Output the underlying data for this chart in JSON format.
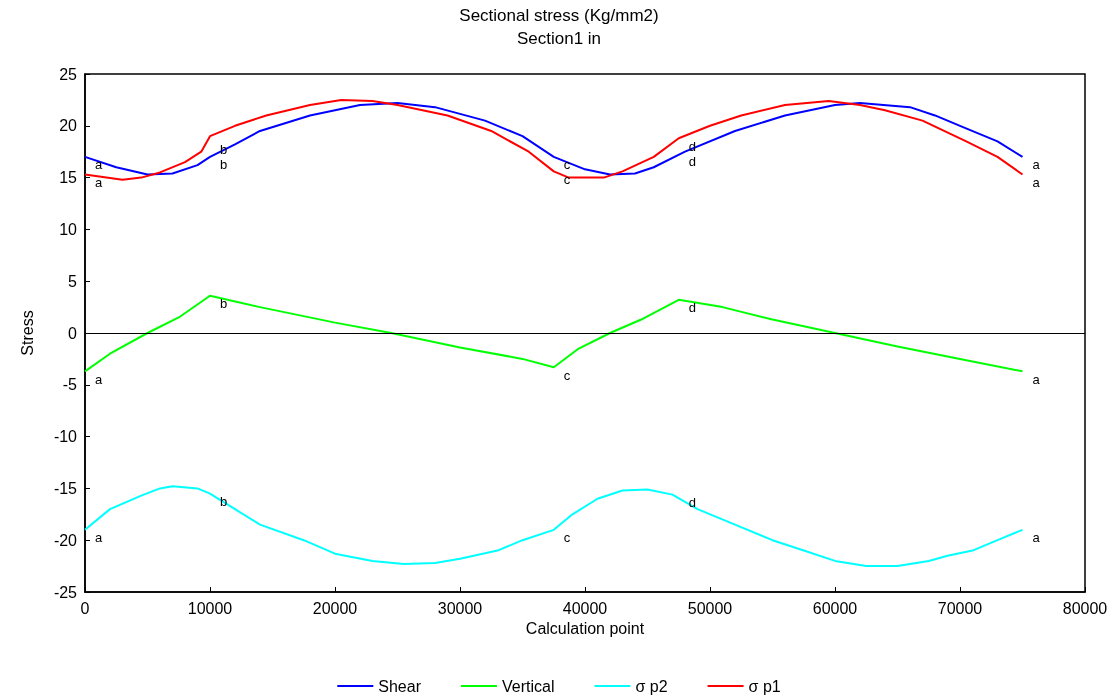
{
  "chart_data": {
    "type": "line",
    "title": "Sectional stress (Kg/mm2)",
    "subtitle": "Section1 in",
    "xlabel": "Calculation point",
    "ylabel": "Stress",
    "xlim": [
      0,
      80000
    ],
    "xticks": [
      0,
      10000,
      20000,
      30000,
      40000,
      50000,
      60000,
      70000,
      80000
    ],
    "ylim": [
      -25,
      25
    ],
    "yticks": [
      -25,
      -20,
      -15,
      -10,
      -5,
      0,
      5,
      10,
      15,
      20,
      25
    ],
    "grid": false,
    "legend": "bottom",
    "marker": "none",
    "line_style": "solid",
    "ref_lines": [
      {
        "axis": "y",
        "value": 0,
        "color": "#000000"
      }
    ],
    "series": [
      {
        "name": "Shear",
        "color": "#0000ff",
        "x": [
          0,
          2500,
          5000,
          7000,
          9000,
          10000,
          12000,
          14000,
          18000,
          22000,
          25000,
          28000,
          32000,
          35000,
          37500,
          40000,
          42000,
          44000,
          45500,
          48000,
          52000,
          56000,
          60000,
          62000,
          66000,
          68000,
          70000,
          73000,
          75000
        ],
        "values": [
          17,
          16,
          15.3,
          15.4,
          16.2,
          17,
          18.2,
          19.5,
          21,
          22,
          22.2,
          21.8,
          20.5,
          19,
          17,
          15.8,
          15.3,
          15.4,
          16,
          17.5,
          19.5,
          21,
          22,
          22.2,
          21.8,
          21,
          20,
          18.5,
          17
        ]
      },
      {
        "name": "Vertical",
        "color": "#00ff00",
        "x": [
          0,
          2000,
          5000,
          7500,
          10000,
          14000,
          20000,
          24500,
          30000,
          35000,
          37500,
          39500,
          42000,
          44500,
          47500,
          51000,
          55000,
          60000,
          65000,
          70000,
          75000
        ],
        "values": [
          -3.7,
          -2,
          0,
          1.5,
          3.6,
          2.5,
          1,
          0,
          -1.4,
          -2.5,
          -3.3,
          -1.5,
          0,
          1.3,
          3.2,
          2.5,
          1.3,
          0,
          -1.3,
          -2.5,
          -3.7
        ]
      },
      {
        "name": "σ p2",
        "color": "#00ffff",
        "x": [
          0,
          2000,
          4500,
          6000,
          7000,
          9000,
          10000,
          12000,
          14000,
          17500,
          20000,
          23000,
          25500,
          28000,
          30000,
          33000,
          35000,
          37500,
          39000,
          41000,
          43000,
          45000,
          47000,
          49000,
          52000,
          55000,
          57500,
          60000,
          62500,
          65000,
          67500,
          69000,
          71000,
          73000,
          75000
        ],
        "values": [
          -19,
          -17,
          -15.7,
          -15,
          -14.8,
          -15,
          -15.5,
          -17,
          -18.5,
          -20,
          -21.3,
          -22,
          -22.3,
          -22.2,
          -21.8,
          -21,
          -20,
          -19,
          -17.5,
          -16,
          -15.2,
          -15.1,
          -15.6,
          -17,
          -18.5,
          -20,
          -21,
          -22,
          -22.5,
          -22.5,
          -22,
          -21.5,
          -21,
          -20,
          -19
        ]
      },
      {
        "name": "σ p1",
        "color": "#ff0000",
        "x": [
          0,
          3000,
          4500,
          6000,
          8000,
          9300,
          10000,
          12000,
          14500,
          18000,
          20500,
          23000,
          25000,
          29000,
          32500,
          35500,
          37500,
          38700,
          41500,
          43000,
          45500,
          47500,
          50000,
          52500,
          56000,
          59500,
          62000,
          64000,
          67000,
          70500,
          73000,
          75000
        ],
        "values": [
          15.3,
          14.8,
          15,
          15.5,
          16.5,
          17.5,
          19,
          20,
          21,
          22,
          22.5,
          22.4,
          22,
          21,
          19.5,
          17.5,
          15.6,
          15,
          15,
          15.6,
          17,
          18.8,
          20,
          21,
          22,
          22.4,
          22,
          21.5,
          20.5,
          18.5,
          17,
          15.3
        ]
      }
    ],
    "annotations": [
      {
        "text": "a",
        "x": 0,
        "y": 17
      },
      {
        "text": "a",
        "x": 0,
        "y": 15.3
      },
      {
        "text": "a",
        "x": 0,
        "y": -3.7
      },
      {
        "text": "a",
        "x": 0,
        "y": -19
      },
      {
        "text": "b",
        "x": 10000,
        "y": 18.5
      },
      {
        "text": "b",
        "x": 10000,
        "y": 17
      },
      {
        "text": "b",
        "x": 10000,
        "y": 3.6
      },
      {
        "text": "b",
        "x": 10000,
        "y": -15.5
      },
      {
        "text": "c",
        "x": 37500,
        "y": 17
      },
      {
        "text": "c",
        "x": 37500,
        "y": 15.6
      },
      {
        "text": "c",
        "x": 37500,
        "y": -3.3
      },
      {
        "text": "c",
        "x": 37500,
        "y": -19
      },
      {
        "text": "d",
        "x": 47500,
        "y": 18.8
      },
      {
        "text": "d",
        "x": 47500,
        "y": 17.3
      },
      {
        "text": "d",
        "x": 47500,
        "y": 3.2
      },
      {
        "text": "d",
        "x": 47500,
        "y": -15.6
      },
      {
        "text": "a",
        "x": 75000,
        "y": 17
      },
      {
        "text": "a",
        "x": 75000,
        "y": 15.3
      },
      {
        "text": "a",
        "x": 75000,
        "y": -3.7
      },
      {
        "text": "a",
        "x": 75000,
        "y": -19
      }
    ]
  }
}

• **Your goal**
Any pictures should be dropped; transcribe the rest of the records above exactly.

• **Answer to the problem**
Output the underlying data for this chart in JSON format.
{
  "chart_data": {
    "type": "line",
    "title": "Sectional stress (Kg/mm2)",
    "subtitle": "Section1 in",
    "xlabel": "Calculation point",
    "ylabel": "Stress",
    "xlim": [
      0,
      80000
    ],
    "xticks": [
      0,
      10000,
      20000,
      30000,
      40000,
      50000,
      60000,
      70000,
      80000
    ],
    "ylim": [
      -25,
      25
    ],
    "yticks": [
      -25,
      -20,
      -15,
      -10,
      -5,
      0,
      5,
      10,
      15,
      20,
      25
    ],
    "grid": false,
    "legend": "bottom",
    "marker": "none",
    "line_style": "solid",
    "ref_lines": [
      {
        "axis": "y",
        "value": 0,
        "color": "#000000"
      }
    ],
    "series": [
      {
        "name": "Shear",
        "color": "#0000ff",
        "x": [
          0,
          2500,
          5000,
          7000,
          9000,
          10000,
          12000,
          14000,
          18000,
          22000,
          25000,
          28000,
          32000,
          35000,
          37500,
          40000,
          42000,
          44000,
          45500,
          48000,
          52000,
          56000,
          60000,
          62000,
          66000,
          68000,
          70000,
          73000,
          75000
        ],
        "values": [
          17,
          16,
          15.3,
          15.4,
          16.2,
          17,
          18.2,
          19.5,
          21,
          22,
          22.2,
          21.8,
          20.5,
          19,
          17,
          15.8,
          15.3,
          15.4,
          16,
          17.5,
          19.5,
          21,
          22,
          22.2,
          21.8,
          21,
          20,
          18.5,
          17
        ]
      },
      {
        "name": "Vertical",
        "color": "#00ff00",
        "x": [
          0,
          2000,
          5000,
          7500,
          10000,
          14000,
          20000,
          24500,
          30000,
          35000,
          37500,
          39500,
          42000,
          44500,
          47500,
          51000,
          55000,
          60000,
          65000,
          70000,
          75000
        ],
        "values": [
          -3.7,
          -2,
          0,
          1.5,
          3.6,
          2.5,
          1,
          0,
          -1.4,
          -2.5,
          -3.3,
          -1.5,
          0,
          1.3,
          3.2,
          2.5,
          1.3,
          0,
          -1.3,
          -2.5,
          -3.7
        ]
      },
      {
        "name": "σ p2",
        "color": "#00ffff",
        "x": [
          0,
          2000,
          4500,
          6000,
          7000,
          9000,
          10000,
          12000,
          14000,
          17500,
          20000,
          23000,
          25500,
          28000,
          30000,
          33000,
          35000,
          37500,
          39000,
          41000,
          43000,
          45000,
          47000,
          49000,
          52000,
          55000,
          57500,
          60000,
          62500,
          65000,
          67500,
          69000,
          71000,
          73000,
          75000
        ],
        "values": [
          -19,
          -17,
          -15.7,
          -15,
          -14.8,
          -15,
          -15.5,
          -17,
          -18.5,
          -20,
          -21.3,
          -22,
          -22.3,
          -22.2,
          -21.8,
          -21,
          -20,
          -19,
          -17.5,
          -16,
          -15.2,
          -15.1,
          -15.6,
          -17,
          -18.5,
          -20,
          -21,
          -22,
          -22.5,
          -22.5,
          -22,
          -21.5,
          -21,
          -20,
          -19
        ]
      },
      {
        "name": "σ p1",
        "color": "#ff0000",
        "x": [
          0,
          3000,
          4500,
          6000,
          8000,
          9300,
          10000,
          12000,
          14500,
          18000,
          20500,
          23000,
          25000,
          29000,
          32500,
          35500,
          37500,
          38700,
          41500,
          43000,
          45500,
          47500,
          50000,
          52500,
          56000,
          59500,
          62000,
          64000,
          67000,
          70500,
          73000,
          75000
        ],
        "values": [
          15.3,
          14.8,
          15,
          15.5,
          16.5,
          17.5,
          19,
          20,
          21,
          22,
          22.5,
          22.4,
          22,
          21,
          19.5,
          17.5,
          15.6,
          15,
          15,
          15.6,
          17,
          18.8,
          20,
          21,
          22,
          22.4,
          22,
          21.5,
          20.5,
          18.5,
          17,
          15.3
        ]
      }
    ],
    "annotations": [
      {
        "text": "a",
        "x": 0,
        "y": 17
      },
      {
        "text": "a",
        "x": 0,
        "y": 15.3
      },
      {
        "text": "a",
        "x": 0,
        "y": -3.7
      },
      {
        "text": "a",
        "x": 0,
        "y": -19
      },
      {
        "text": "b",
        "x": 10000,
        "y": 18.5
      },
      {
        "text": "b",
        "x": 10000,
        "y": 17
      },
      {
        "text": "b",
        "x": 10000,
        "y": 3.6
      },
      {
        "text": "b",
        "x": 10000,
        "y": -15.5
      },
      {
        "text": "c",
        "x": 37500,
        "y": 17
      },
      {
        "text": "c",
        "x": 37500,
        "y": 15.6
      },
      {
        "text": "c",
        "x": 37500,
        "y": -3.3
      },
      {
        "text": "c",
        "x": 37500,
        "y": -19
      },
      {
        "text": "d",
        "x": 47500,
        "y": 18.8
      },
      {
        "text": "d",
        "x": 47500,
        "y": 17.3
      },
      {
        "text": "d",
        "x": 47500,
        "y": 3.2
      },
      {
        "text": "d",
        "x": 47500,
        "y": -15.6
      },
      {
        "text": "a",
        "x": 75000,
        "y": 17
      },
      {
        "text": "a",
        "x": 75000,
        "y": 15.3
      },
      {
        "text": "a",
        "x": 75000,
        "y": -3.7
      },
      {
        "text": "a",
        "x": 75000,
        "y": -19
      }
    ]
  }
}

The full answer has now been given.